### Exercise prompt
Reproduce the listing below character for character; drop every image.

Dataset records:
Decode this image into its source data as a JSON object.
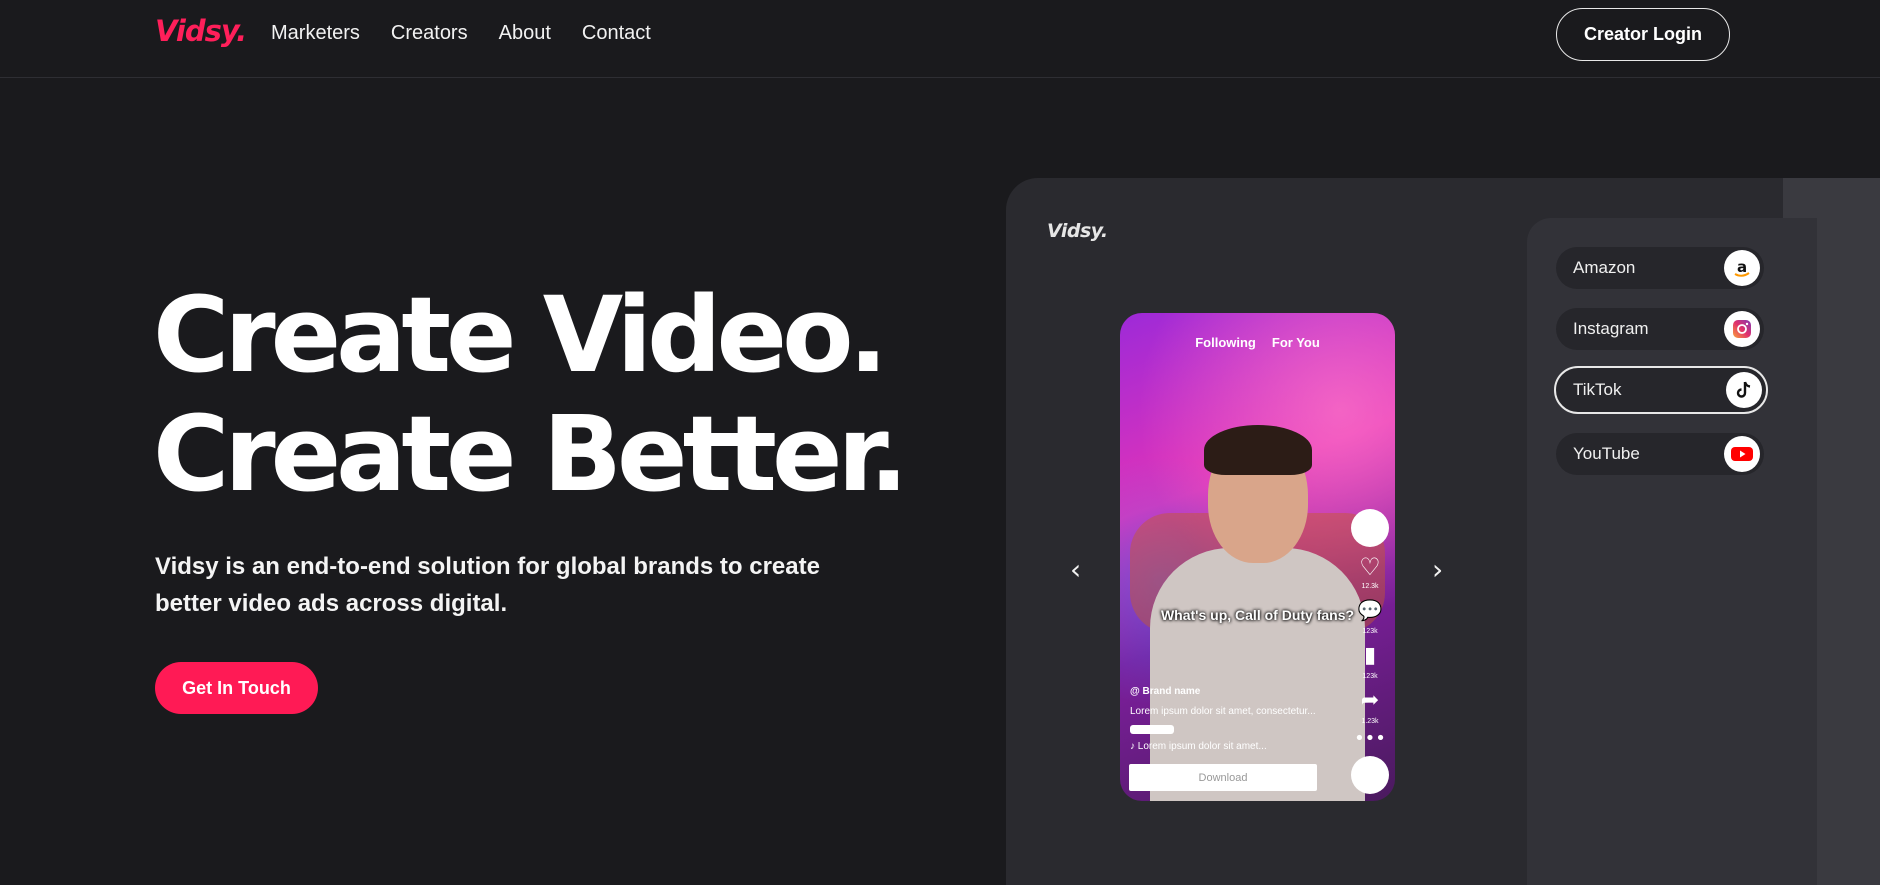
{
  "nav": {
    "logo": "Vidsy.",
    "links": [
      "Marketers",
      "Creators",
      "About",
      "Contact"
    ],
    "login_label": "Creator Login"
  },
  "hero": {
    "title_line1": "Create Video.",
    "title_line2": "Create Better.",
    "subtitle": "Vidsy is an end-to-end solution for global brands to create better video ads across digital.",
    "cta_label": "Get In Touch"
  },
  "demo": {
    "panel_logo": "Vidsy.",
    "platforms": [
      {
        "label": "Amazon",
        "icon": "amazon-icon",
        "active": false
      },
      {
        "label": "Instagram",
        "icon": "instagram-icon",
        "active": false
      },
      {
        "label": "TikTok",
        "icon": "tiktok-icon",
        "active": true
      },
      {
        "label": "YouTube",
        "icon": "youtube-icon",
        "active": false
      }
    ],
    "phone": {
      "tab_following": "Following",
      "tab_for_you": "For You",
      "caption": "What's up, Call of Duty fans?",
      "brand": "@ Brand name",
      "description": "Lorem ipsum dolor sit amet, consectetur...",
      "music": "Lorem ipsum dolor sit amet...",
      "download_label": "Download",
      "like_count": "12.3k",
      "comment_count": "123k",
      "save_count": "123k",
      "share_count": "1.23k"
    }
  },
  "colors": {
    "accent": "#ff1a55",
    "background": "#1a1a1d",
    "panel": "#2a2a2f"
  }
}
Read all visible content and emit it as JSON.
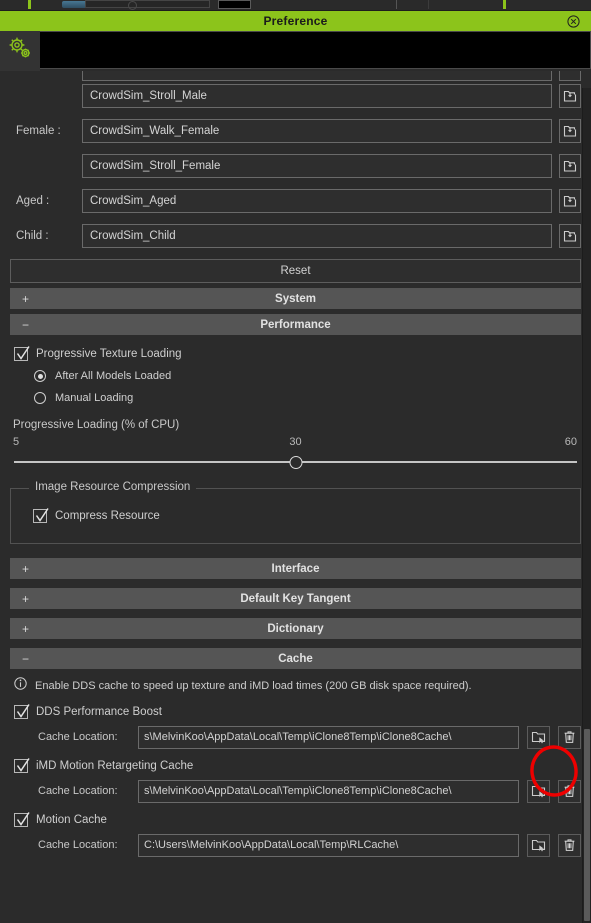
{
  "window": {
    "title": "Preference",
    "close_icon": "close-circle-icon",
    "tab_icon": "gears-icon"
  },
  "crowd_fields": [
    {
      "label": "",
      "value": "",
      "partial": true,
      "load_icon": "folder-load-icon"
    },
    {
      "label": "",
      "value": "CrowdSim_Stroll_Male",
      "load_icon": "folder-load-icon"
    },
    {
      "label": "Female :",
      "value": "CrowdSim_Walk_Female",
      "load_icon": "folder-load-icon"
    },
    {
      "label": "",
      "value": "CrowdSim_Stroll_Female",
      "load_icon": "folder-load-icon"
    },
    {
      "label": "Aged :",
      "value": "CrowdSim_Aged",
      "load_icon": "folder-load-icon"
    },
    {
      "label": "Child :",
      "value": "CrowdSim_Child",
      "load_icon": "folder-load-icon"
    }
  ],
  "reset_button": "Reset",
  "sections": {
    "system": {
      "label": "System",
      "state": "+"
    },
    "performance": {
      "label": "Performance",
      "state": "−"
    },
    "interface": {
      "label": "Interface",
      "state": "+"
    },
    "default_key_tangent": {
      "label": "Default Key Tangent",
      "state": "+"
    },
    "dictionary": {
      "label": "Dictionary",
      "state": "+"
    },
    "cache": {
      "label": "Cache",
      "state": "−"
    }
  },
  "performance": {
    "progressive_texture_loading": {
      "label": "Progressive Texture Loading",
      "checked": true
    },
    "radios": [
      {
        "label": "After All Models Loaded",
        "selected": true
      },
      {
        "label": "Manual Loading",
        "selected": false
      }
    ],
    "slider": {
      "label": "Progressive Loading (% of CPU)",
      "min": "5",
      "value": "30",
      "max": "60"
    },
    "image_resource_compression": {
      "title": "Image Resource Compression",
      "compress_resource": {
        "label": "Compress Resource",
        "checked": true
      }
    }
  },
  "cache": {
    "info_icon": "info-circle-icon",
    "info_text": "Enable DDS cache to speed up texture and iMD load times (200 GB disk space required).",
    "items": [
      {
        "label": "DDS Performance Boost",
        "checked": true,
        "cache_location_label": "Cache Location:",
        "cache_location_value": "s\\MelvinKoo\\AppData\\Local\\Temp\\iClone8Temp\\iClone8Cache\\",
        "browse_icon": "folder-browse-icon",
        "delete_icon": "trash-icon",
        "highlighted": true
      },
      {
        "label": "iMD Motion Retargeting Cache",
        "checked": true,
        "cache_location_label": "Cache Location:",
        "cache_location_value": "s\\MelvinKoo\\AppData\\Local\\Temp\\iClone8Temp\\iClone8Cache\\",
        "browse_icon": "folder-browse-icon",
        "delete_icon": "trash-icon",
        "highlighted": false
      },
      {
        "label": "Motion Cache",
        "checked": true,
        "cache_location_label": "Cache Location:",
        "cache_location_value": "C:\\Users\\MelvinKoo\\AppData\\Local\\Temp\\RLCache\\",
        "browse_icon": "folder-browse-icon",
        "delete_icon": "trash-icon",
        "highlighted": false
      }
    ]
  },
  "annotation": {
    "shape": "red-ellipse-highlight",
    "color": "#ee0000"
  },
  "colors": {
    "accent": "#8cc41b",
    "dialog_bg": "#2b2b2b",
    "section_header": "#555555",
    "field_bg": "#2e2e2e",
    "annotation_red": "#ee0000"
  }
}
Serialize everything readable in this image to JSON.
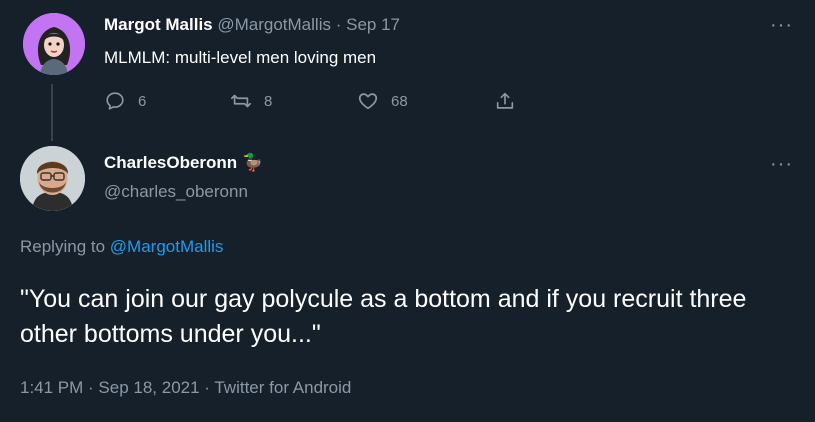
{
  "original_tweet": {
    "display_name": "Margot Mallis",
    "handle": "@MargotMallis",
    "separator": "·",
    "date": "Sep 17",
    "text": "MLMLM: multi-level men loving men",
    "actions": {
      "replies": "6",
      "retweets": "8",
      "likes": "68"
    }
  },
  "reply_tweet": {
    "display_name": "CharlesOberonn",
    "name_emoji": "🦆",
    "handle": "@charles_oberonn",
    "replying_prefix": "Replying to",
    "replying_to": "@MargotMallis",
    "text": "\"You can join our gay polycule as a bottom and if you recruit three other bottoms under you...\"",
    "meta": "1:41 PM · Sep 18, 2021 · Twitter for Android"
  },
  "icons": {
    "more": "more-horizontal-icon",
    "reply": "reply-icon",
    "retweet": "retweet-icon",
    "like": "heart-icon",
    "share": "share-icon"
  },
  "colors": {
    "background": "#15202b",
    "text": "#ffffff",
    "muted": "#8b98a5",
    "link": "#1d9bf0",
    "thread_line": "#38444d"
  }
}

### Solution to the problem
Decode this image into its source data as a JSON object.
{
  "nav": {
    "logo": "Vidsy.",
    "links": [
      "Marketers",
      "Creators",
      "About",
      "Contact"
    ],
    "login_label": "Creator Login"
  },
  "hero": {
    "title_line1": "Create Video.",
    "title_line2": "Create Better.",
    "subtitle": "Vidsy is an end-to-end solution for global brands to create better video ads across digital.",
    "cta_label": "Get In Touch"
  },
  "demo": {
    "panel_logo": "Vidsy.",
    "platforms": [
      {
        "label": "Amazon",
        "icon": "amazon-icon",
        "active": false
      },
      {
        "label": "Instagram",
        "icon": "instagram-icon",
        "active": false
      },
      {
        "label": "TikTok",
        "icon": "tiktok-icon",
        "active": true
      },
      {
        "label": "YouTube",
        "icon": "youtube-icon",
        "active": false
      }
    ],
    "phone": {
      "tab_following": "Following",
      "tab_for_you": "For You",
      "caption": "What's up, Call of Duty fans?",
      "brand": "@ Brand name",
      "description": "Lorem ipsum dolor sit amet, consectetur...",
      "music": "Lorem ipsum dolor sit amet...",
      "download_label": "Download",
      "like_count": "12.3k",
      "comment_count": "123k",
      "save_count": "123k",
      "share_count": "1.23k"
    }
  },
  "colors": {
    "accent": "#ff1a55",
    "background": "#1a1a1d",
    "panel": "#2a2a2f"
  }
}
Read all visible content and emit it as JSON.
{
  "window": {
    "title": "Preference",
    "close_icon": "close-circle-icon",
    "tab_icon": "gears-icon"
  },
  "crowd_fields": [
    {
      "label": "",
      "value": "",
      "partial": true,
      "load_icon": "folder-load-icon"
    },
    {
      "label": "",
      "value": "CrowdSim_Stroll_Male",
      "load_icon": "folder-load-icon"
    },
    {
      "label": "Female :",
      "value": "CrowdSim_Walk_Female",
      "load_icon": "folder-load-icon"
    },
    {
      "label": "",
      "value": "CrowdSim_Stroll_Female",
      "load_icon": "folder-load-icon"
    },
    {
      "label": "Aged :",
      "value": "CrowdSim_Aged",
      "load_icon": "folder-load-icon"
    },
    {
      "label": "Child :",
      "value": "CrowdSim_Child",
      "load_icon": "folder-load-icon"
    }
  ],
  "reset_button": "Reset",
  "sections": {
    "system": {
      "label": "System",
      "state": "+"
    },
    "performance": {
      "label": "Performance",
      "state": "−"
    },
    "interface": {
      "label": "Interface",
      "state": "+"
    },
    "default_key_tangent": {
      "label": "Default Key Tangent",
      "state": "+"
    },
    "dictionary": {
      "label": "Dictionary",
      "state": "+"
    },
    "cache": {
      "label": "Cache",
      "state": "−"
    }
  },
  "performance": {
    "progressive_texture_loading": {
      "label": "Progressive Texture Loading",
      "checked": true
    },
    "radios": [
      {
        "label": "After All Models Loaded",
        "selected": true
      },
      {
        "label": "Manual Loading",
        "selected": false
      }
    ],
    "slider": {
      "label": "Progressive Loading (% of CPU)",
      "min": "5",
      "value": "30",
      "max": "60"
    },
    "image_resource_compression": {
      "title": "Image Resource Compression",
      "compress_resource": {
        "label": "Compress Resource",
        "checked": true
      }
    }
  },
  "cache": {
    "info_icon": "info-circle-icon",
    "info_text": "Enable DDS cache to speed up texture and iMD load times (200 GB disk space required).",
    "items": [
      {
        "label": "DDS Performance Boost",
        "checked": true,
        "cache_location_label": "Cache Location:",
        "cache_location_value": "s\\MelvinKoo\\AppData\\Local\\Temp\\iClone8Temp\\iClone8Cache\\",
        "browse_icon": "folder-browse-icon",
        "delete_icon": "trash-icon",
        "highlighted": true
      },
      {
        "label": "iMD Motion Retargeting Cache",
        "checked": true,
        "cache_location_label": "Cache Location:",
        "cache_location_value": "s\\MelvinKoo\\AppData\\Local\\Temp\\iClone8Temp\\iClone8Cache\\",
        "browse_icon": "folder-browse-icon",
        "delete_icon": "trash-icon",
        "highlighted": false
      },
      {
        "label": "Motion Cache",
        "checked": true,
        "cache_location_label": "Cache Location:",
        "cache_location_value": "C:\\Users\\MelvinKoo\\AppData\\Local\\Temp\\RLCache\\",
        "browse_icon": "folder-browse-icon",
        "delete_icon": "trash-icon",
        "highlighted": false
      }
    ]
  },
  "annotation": {
    "shape": "red-ellipse-highlight",
    "color": "#ee0000"
  },
  "colors": {
    "accent": "#8cc41b",
    "dialog_bg": "#2b2b2b",
    "section_header": "#555555",
    "field_bg": "#2e2e2e",
    "annotation_red": "#ee0000"
  }
}
Serialize everything readable in this image to JSON.
{
  "original_tweet": {
    "display_name": "Margot Mallis",
    "handle": "@MargotMallis",
    "separator": "·",
    "date": "Sep 17",
    "text": "MLMLM: multi-level men loving men",
    "actions": {
      "replies": "6",
      "retweets": "8",
      "likes": "68"
    }
  },
  "reply_tweet": {
    "display_name": "CharlesOberonn",
    "name_emoji": "🦆",
    "handle": "@charles_oberonn",
    "replying_prefix": "Replying to",
    "replying_to": "@MargotMallis",
    "text": "\"You can join our gay polycule as a bottom and if you recruit three other bottoms under you...\"",
    "meta": "1:41 PM · Sep 18, 2021 · Twitter for Android"
  },
  "icons": {
    "more": "more-horizontal-icon",
    "reply": "reply-icon",
    "retweet": "retweet-icon",
    "like": "heart-icon",
    "share": "share-icon"
  },
  "colors": {
    "background": "#15202b",
    "text": "#ffffff",
    "muted": "#8b98a5",
    "link": "#1d9bf0",
    "thread_line": "#38444d"
  }
}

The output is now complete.